→ **Exercise details**
In the material below, list every line carrying the string "Inflation".

→ **Records for this task**
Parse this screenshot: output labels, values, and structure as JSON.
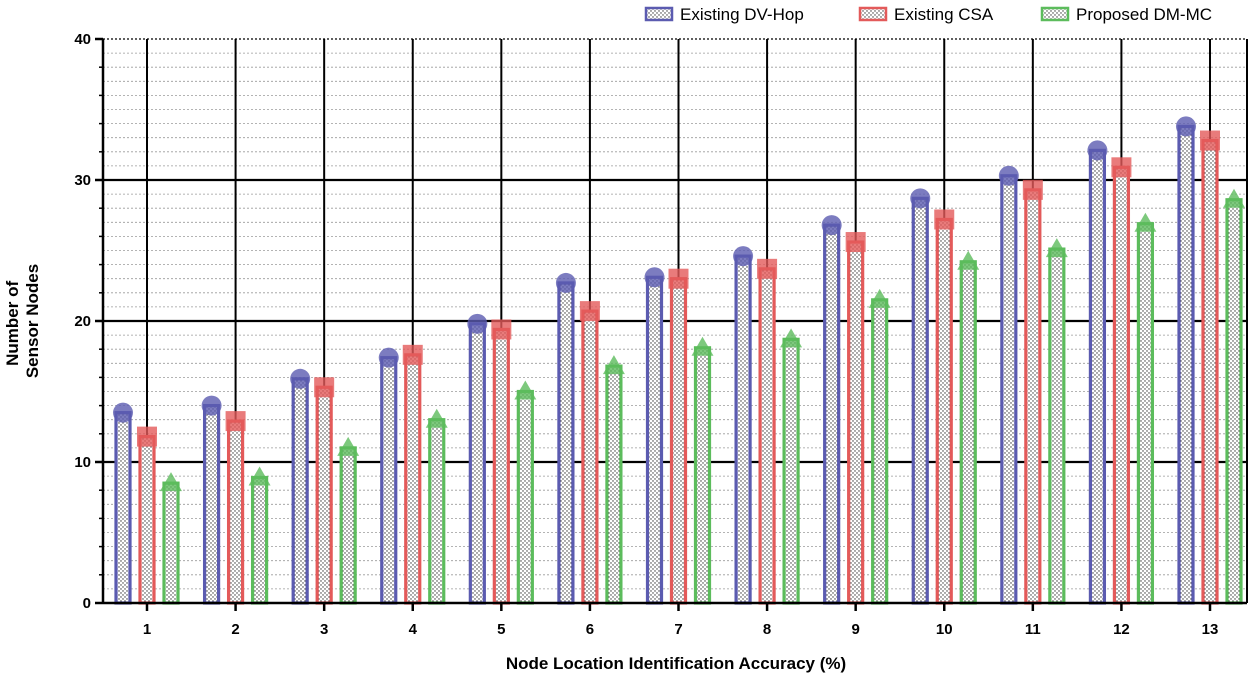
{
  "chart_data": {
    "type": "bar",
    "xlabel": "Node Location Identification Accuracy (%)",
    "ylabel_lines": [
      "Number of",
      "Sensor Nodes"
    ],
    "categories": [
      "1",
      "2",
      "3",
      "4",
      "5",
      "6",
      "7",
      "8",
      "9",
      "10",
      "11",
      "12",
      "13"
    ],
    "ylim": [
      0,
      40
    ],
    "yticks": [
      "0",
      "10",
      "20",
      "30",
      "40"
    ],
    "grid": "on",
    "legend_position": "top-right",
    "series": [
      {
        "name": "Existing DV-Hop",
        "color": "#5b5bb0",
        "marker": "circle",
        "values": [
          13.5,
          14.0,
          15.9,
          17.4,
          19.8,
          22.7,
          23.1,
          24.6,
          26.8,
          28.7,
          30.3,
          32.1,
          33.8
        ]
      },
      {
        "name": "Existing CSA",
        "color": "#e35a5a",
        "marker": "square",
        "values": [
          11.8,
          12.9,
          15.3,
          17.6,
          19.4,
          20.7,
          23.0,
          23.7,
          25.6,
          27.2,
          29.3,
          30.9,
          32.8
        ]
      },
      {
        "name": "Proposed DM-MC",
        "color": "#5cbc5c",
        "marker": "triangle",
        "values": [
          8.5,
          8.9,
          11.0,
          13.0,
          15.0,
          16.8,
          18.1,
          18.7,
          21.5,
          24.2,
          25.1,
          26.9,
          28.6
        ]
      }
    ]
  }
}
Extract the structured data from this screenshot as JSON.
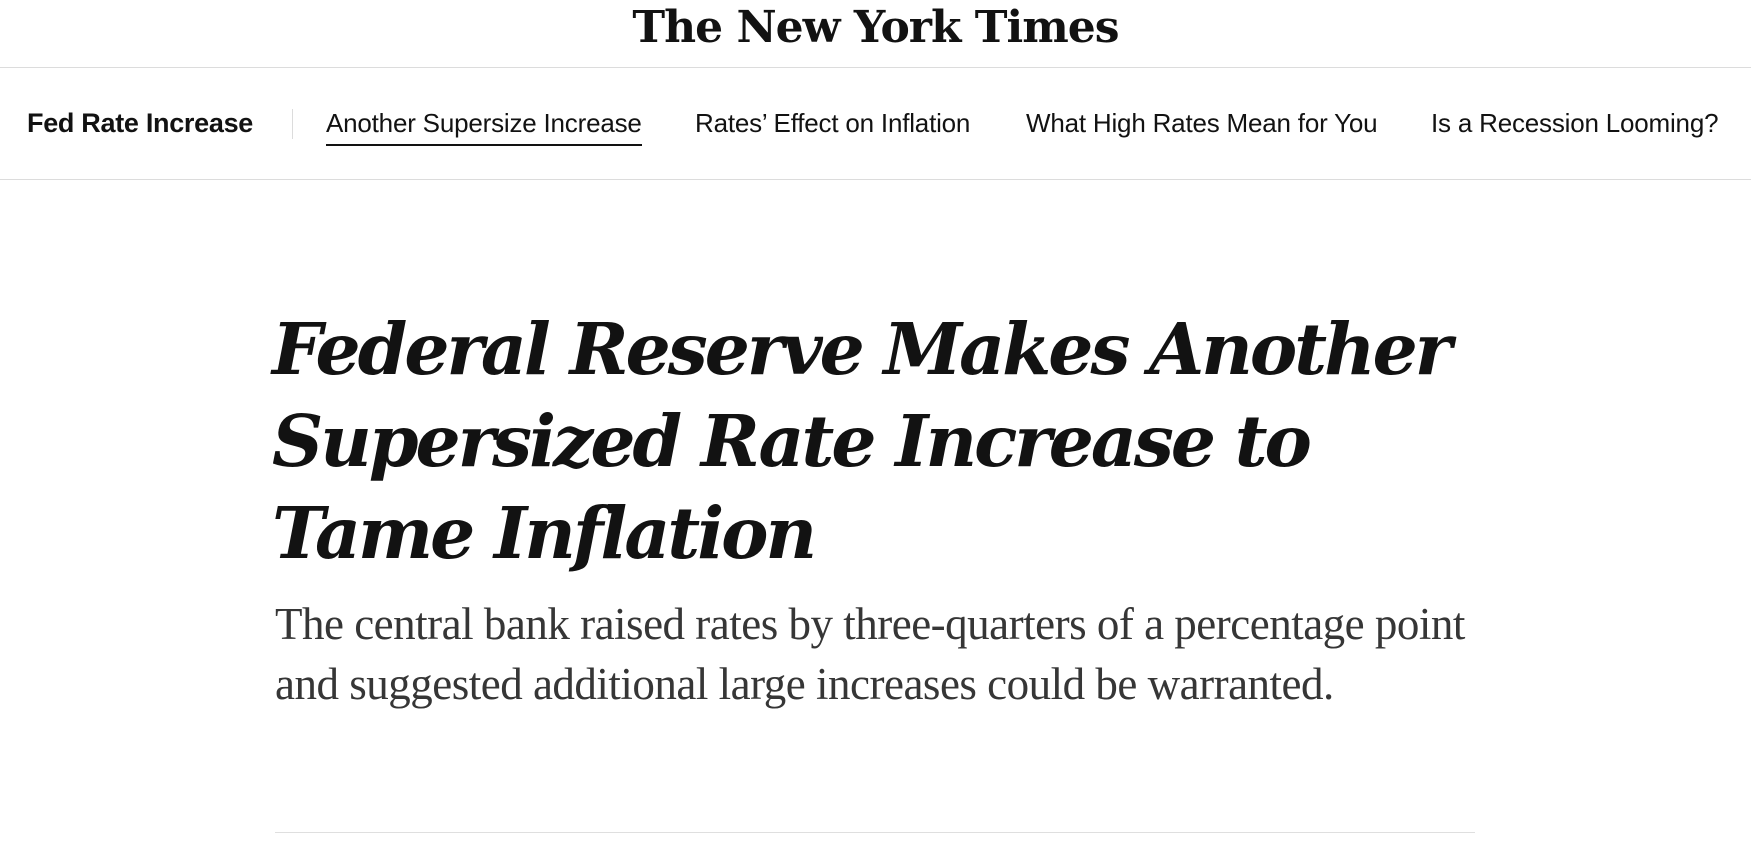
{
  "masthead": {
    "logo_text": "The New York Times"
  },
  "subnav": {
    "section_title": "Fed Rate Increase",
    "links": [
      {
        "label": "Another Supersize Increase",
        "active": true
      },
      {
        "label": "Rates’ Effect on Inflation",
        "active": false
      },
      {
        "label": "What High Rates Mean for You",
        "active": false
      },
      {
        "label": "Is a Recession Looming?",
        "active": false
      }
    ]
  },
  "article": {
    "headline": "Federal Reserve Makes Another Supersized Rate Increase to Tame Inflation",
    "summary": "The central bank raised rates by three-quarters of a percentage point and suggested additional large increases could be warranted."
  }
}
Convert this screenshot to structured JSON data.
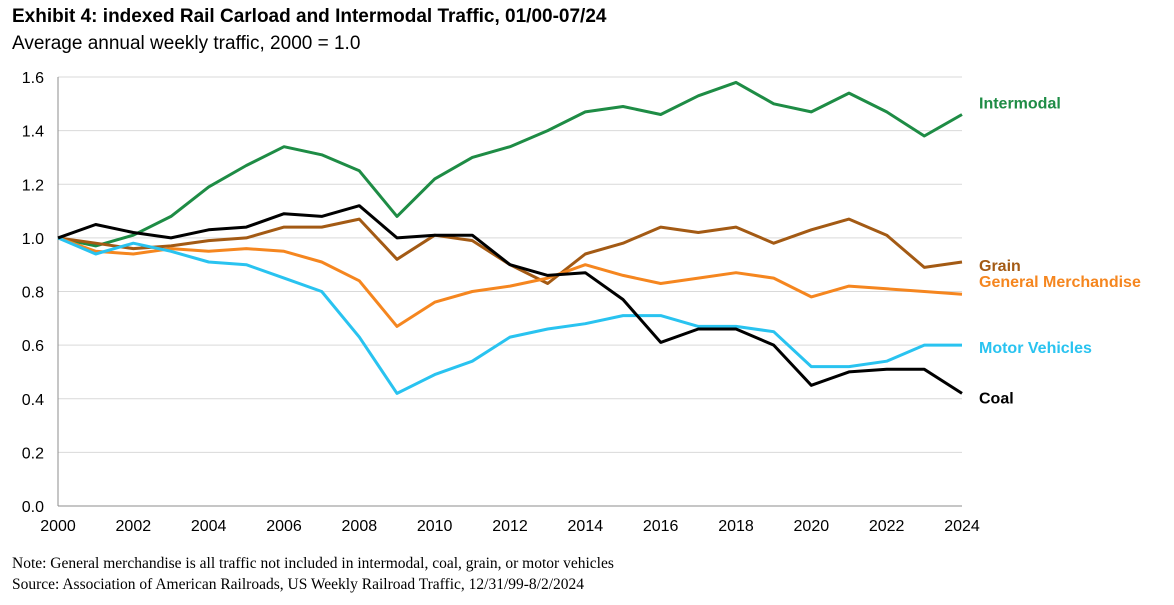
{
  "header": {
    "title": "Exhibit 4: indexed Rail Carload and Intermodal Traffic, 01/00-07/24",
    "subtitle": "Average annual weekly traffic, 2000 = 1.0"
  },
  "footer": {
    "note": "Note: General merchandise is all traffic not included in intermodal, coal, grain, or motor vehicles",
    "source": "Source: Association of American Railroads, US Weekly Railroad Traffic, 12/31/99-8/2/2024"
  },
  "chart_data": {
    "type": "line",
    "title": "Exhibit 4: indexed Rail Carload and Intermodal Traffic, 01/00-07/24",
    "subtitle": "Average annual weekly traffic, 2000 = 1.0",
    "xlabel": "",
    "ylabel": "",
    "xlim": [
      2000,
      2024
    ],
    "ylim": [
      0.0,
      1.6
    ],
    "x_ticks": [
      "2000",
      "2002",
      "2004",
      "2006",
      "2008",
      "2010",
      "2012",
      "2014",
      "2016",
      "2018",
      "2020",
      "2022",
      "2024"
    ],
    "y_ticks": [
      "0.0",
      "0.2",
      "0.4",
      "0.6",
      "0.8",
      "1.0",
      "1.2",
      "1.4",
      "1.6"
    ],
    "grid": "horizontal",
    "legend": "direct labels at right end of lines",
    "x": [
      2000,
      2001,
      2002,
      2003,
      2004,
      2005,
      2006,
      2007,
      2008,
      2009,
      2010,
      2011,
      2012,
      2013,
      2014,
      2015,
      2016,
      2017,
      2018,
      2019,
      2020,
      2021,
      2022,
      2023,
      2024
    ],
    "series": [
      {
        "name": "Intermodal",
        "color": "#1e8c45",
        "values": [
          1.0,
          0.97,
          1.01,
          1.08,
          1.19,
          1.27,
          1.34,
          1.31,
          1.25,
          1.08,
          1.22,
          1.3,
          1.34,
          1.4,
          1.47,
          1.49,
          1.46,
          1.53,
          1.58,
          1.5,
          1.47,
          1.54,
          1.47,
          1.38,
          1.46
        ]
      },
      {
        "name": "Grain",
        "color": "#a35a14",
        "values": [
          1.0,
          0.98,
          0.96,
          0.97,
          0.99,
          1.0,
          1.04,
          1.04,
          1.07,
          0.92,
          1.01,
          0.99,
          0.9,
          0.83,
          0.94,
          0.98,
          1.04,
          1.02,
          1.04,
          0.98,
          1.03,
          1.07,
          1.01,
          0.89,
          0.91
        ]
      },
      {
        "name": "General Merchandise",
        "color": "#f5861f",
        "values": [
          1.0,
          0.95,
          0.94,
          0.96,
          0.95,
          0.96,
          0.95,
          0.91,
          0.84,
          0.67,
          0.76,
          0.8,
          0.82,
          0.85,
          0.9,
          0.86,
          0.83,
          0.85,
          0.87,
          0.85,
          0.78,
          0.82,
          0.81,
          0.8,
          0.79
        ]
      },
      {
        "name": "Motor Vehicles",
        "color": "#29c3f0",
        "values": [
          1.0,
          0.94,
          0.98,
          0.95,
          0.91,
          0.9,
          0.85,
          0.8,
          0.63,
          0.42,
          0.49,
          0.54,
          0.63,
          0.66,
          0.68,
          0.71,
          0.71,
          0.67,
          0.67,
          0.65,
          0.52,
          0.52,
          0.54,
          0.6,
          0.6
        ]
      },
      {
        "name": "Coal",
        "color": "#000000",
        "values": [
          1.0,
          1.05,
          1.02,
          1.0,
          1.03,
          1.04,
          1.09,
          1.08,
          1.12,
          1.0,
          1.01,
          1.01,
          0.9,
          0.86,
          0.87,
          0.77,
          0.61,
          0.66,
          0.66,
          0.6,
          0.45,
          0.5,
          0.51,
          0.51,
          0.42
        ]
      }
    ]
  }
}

→ **Exercise solution**
        "label": "Rates’ Effect on Inflation",
    "headline": "Federal Reserve Makes Another Supersized Rate Increase to Tame Inflation",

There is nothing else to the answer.